### WHAT YOU HAVE TO DO:
Extract the whole listing as it stands. Do not include the pictures.

### DATASET ROWS:
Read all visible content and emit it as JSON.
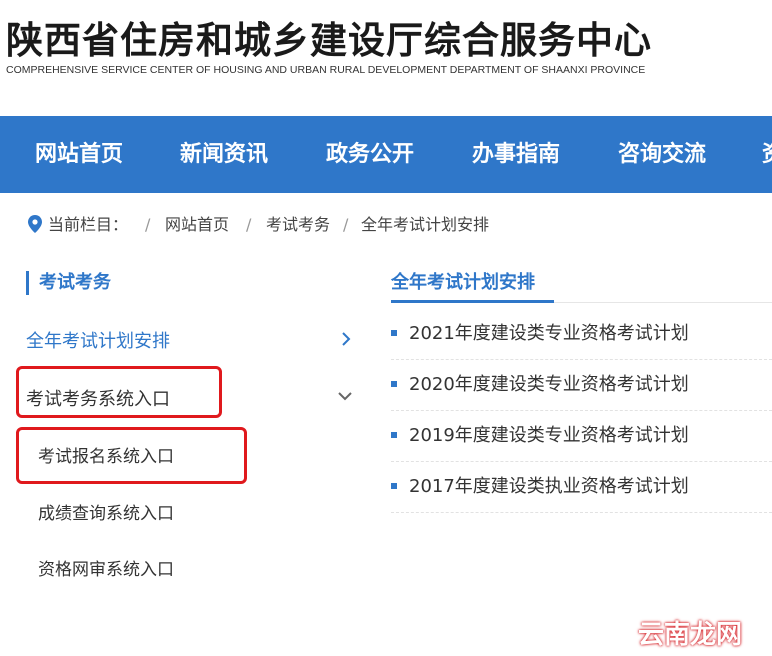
{
  "header": {
    "title": "陕西省住房和城乡建设厅综合服务中心",
    "subtitle": "COMPREHENSIVE SERVICE CENTER OF HOUSING AND URBAN RURAL DEVELOPMENT DEPARTMENT OF SHAANXI PROVINCE"
  },
  "nav": {
    "items": [
      "网站首页",
      "新闻资讯",
      "政务公开",
      "办事指南",
      "咨询交流",
      "资"
    ]
  },
  "breadcrumb": {
    "label": "当前栏目：",
    "sep": "/",
    "items": [
      "网站首页",
      "考试考务",
      "全年考试计划安排"
    ]
  },
  "sidebar": {
    "title": "考试考务",
    "items": [
      {
        "label": "全年考试计划安排",
        "color": "#2f77c9"
      },
      {
        "label": "考试考务系统入口",
        "color": "#333333"
      },
      {
        "label": "考试报名系统入口",
        "color": "#333333"
      },
      {
        "label": "成绩查询系统入口",
        "color": "#333333"
      },
      {
        "label": "资格网审系统入口",
        "color": "#333333"
      }
    ]
  },
  "main": {
    "title": "全年考试计划安排",
    "items": [
      "2021年度建设类专业资格考试计划",
      "2020年度建设类专业资格考试计划",
      "2019年度建设类专业资格考试计划",
      "2017年度建设类执业资格考试计划"
    ]
  },
  "watermark": "云南龙网",
  "colors": {
    "accent": "#2f77c9",
    "highlight": "#e0191d"
  }
}
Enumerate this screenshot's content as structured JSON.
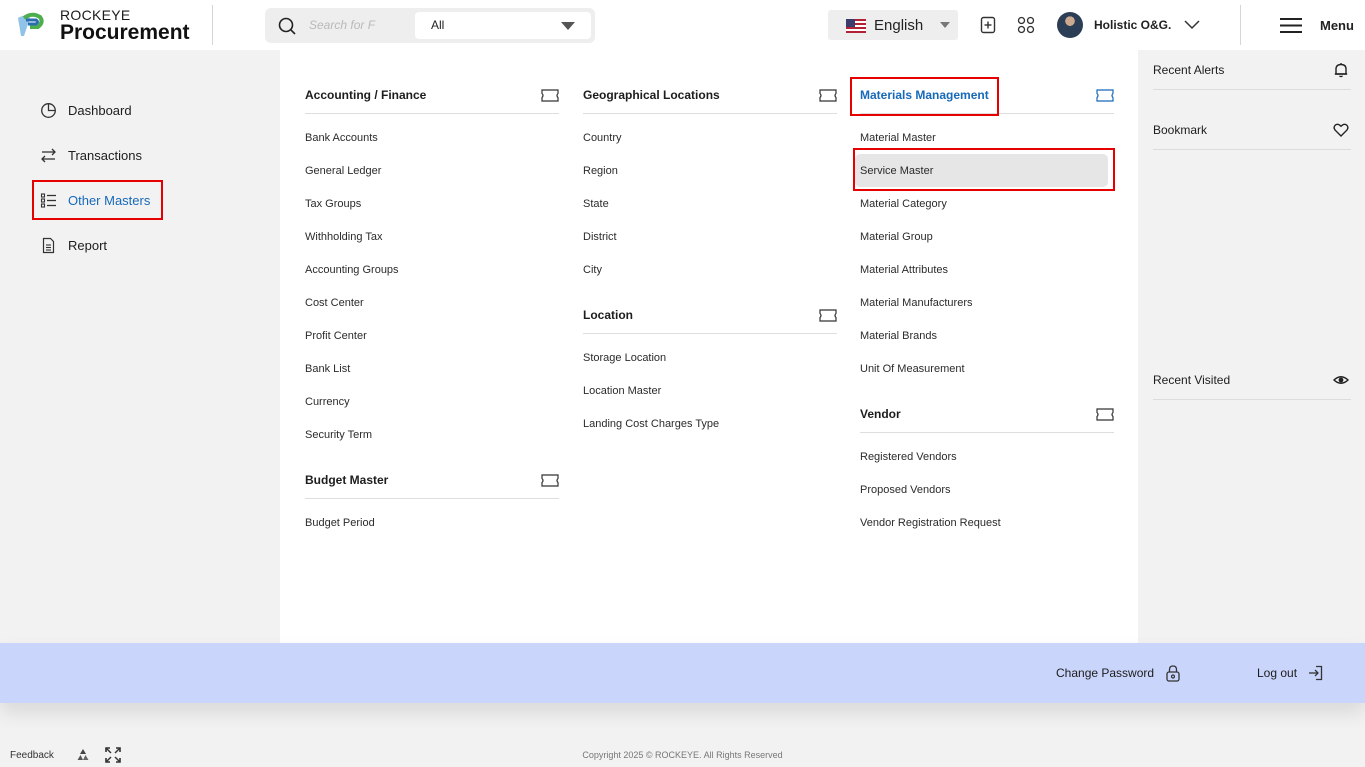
{
  "brand": {
    "top": "ROCKEYE",
    "main": "Procurement"
  },
  "search": {
    "placeholder": "Search for F",
    "scope": "All"
  },
  "language": {
    "label": "English"
  },
  "user": {
    "name": "Holistic O&G."
  },
  "menu": {
    "label": "Menu"
  },
  "sidebar": {
    "items": [
      {
        "label": "Dashboard",
        "icon": "pie-chart-icon"
      },
      {
        "label": "Transactions",
        "icon": "swap-arrows-icon"
      },
      {
        "label": "Other Masters",
        "icon": "list-icon",
        "active": true
      },
      {
        "label": "Report",
        "icon": "document-icon"
      }
    ]
  },
  "mega_menu": {
    "accounting": {
      "title": "Accounting / Finance",
      "links": [
        "Bank Accounts",
        "General Ledger",
        "Tax Groups",
        "Withholding Tax",
        "Accounting Groups",
        "Cost Center",
        "Profit Center",
        "Bank List",
        "Currency",
        "Security Term"
      ]
    },
    "budget": {
      "title": "Budget Master",
      "links": [
        "Budget Period"
      ]
    },
    "geo": {
      "title": "Geographical Locations",
      "links": [
        "Country",
        "Region",
        "State",
        "District",
        "City"
      ]
    },
    "location": {
      "title": "Location",
      "links": [
        "Storage Location",
        "Location Master",
        "Landing Cost Charges Type"
      ]
    },
    "materials": {
      "title": "Materials Management",
      "links": [
        "Material Master",
        "Service Master",
        "Material Category",
        "Material Group",
        "Material Attributes",
        "Material Manufacturers",
        "Material Brands",
        "Unit Of Measurement"
      ]
    },
    "vendor": {
      "title": "Vendor",
      "links": [
        "Registered Vendors",
        "Proposed Vendors",
        "Vendor Registration Request"
      ]
    }
  },
  "right_panel": {
    "recent_alerts": "Recent Alerts",
    "bookmark": "Bookmark",
    "recent_visited": "Recent Visited"
  },
  "bottom_bar": {
    "change_password": "Change Password",
    "log_out": "Log out"
  },
  "footer": {
    "feedback": "Feedback",
    "copyright": "Copyright 2025 © ROCKEYE. All Rights Reserved"
  },
  "colors": {
    "accent_blue": "#1769b9",
    "highlight_red": "#e60000",
    "bottom_bar": "#c9d5fb"
  }
}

### ANSWER TO THIS EXERCISE:
Read all visible content and emit it as JSON.
{
  "header": {
    "title": "陕西省住房和城乡建设厅综合服务中心",
    "subtitle": "COMPREHENSIVE SERVICE CENTER OF HOUSING AND URBAN RURAL DEVELOPMENT DEPARTMENT OF SHAANXI PROVINCE"
  },
  "nav": {
    "items": [
      "网站首页",
      "新闻资讯",
      "政务公开",
      "办事指南",
      "咨询交流",
      "资"
    ]
  },
  "breadcrumb": {
    "label": "当前栏目：",
    "sep": "/",
    "items": [
      "网站首页",
      "考试考务",
      "全年考试计划安排"
    ]
  },
  "sidebar": {
    "title": "考试考务",
    "items": [
      {
        "label": "全年考试计划安排",
        "color": "#2f77c9"
      },
      {
        "label": "考试考务系统入口",
        "color": "#333333"
      },
      {
        "label": "考试报名系统入口",
        "color": "#333333"
      },
      {
        "label": "成绩查询系统入口",
        "color": "#333333"
      },
      {
        "label": "资格网审系统入口",
        "color": "#333333"
      }
    ]
  },
  "main": {
    "title": "全年考试计划安排",
    "items": [
      "2021年度建设类专业资格考试计划",
      "2020年度建设类专业资格考试计划",
      "2019年度建设类专业资格考试计划",
      "2017年度建设类执业资格考试计划"
    ]
  },
  "watermark": "云南龙网",
  "colors": {
    "accent": "#2f77c9",
    "highlight": "#e0191d"
  }
}
Enumerate this screenshot's content as structured JSON.
{
  "brand": {
    "top": "ROCKEYE",
    "main": "Procurement"
  },
  "search": {
    "placeholder": "Search for F",
    "scope": "All"
  },
  "language": {
    "label": "English"
  },
  "user": {
    "name": "Holistic O&G."
  },
  "menu": {
    "label": "Menu"
  },
  "sidebar": {
    "items": [
      {
        "label": "Dashboard",
        "icon": "pie-chart-icon"
      },
      {
        "label": "Transactions",
        "icon": "swap-arrows-icon"
      },
      {
        "label": "Other Masters",
        "icon": "list-icon",
        "active": true
      },
      {
        "label": "Report",
        "icon": "document-icon"
      }
    ]
  },
  "mega_menu": {
    "accounting": {
      "title": "Accounting / Finance",
      "links": [
        "Bank Accounts",
        "General Ledger",
        "Tax Groups",
        "Withholding Tax",
        "Accounting Groups",
        "Cost Center",
        "Profit Center",
        "Bank List",
        "Currency",
        "Security Term"
      ]
    },
    "budget": {
      "title": "Budget Master",
      "links": [
        "Budget Period"
      ]
    },
    "geo": {
      "title": "Geographical Locations",
      "links": [
        "Country",
        "Region",
        "State",
        "District",
        "City"
      ]
    },
    "location": {
      "title": "Location",
      "links": [
        "Storage Location",
        "Location Master",
        "Landing Cost Charges Type"
      ]
    },
    "materials": {
      "title": "Materials Management",
      "links": [
        "Material Master",
        "Service Master",
        "Material Category",
        "Material Group",
        "Material Attributes",
        "Material Manufacturers",
        "Material Brands",
        "Unit Of Measurement"
      ]
    },
    "vendor": {
      "title": "Vendor",
      "links": [
        "Registered Vendors",
        "Proposed Vendors",
        "Vendor Registration Request"
      ]
    }
  },
  "right_panel": {
    "recent_alerts": "Recent Alerts",
    "bookmark": "Bookmark",
    "recent_visited": "Recent Visited"
  },
  "bottom_bar": {
    "change_password": "Change Password",
    "log_out": "Log out"
  },
  "footer": {
    "feedback": "Feedback",
    "copyright": "Copyright 2025 © ROCKEYE. All Rights Reserved"
  },
  "colors": {
    "accent_blue": "#1769b9",
    "highlight_red": "#e60000",
    "bottom_bar": "#c9d5fb"
  }
}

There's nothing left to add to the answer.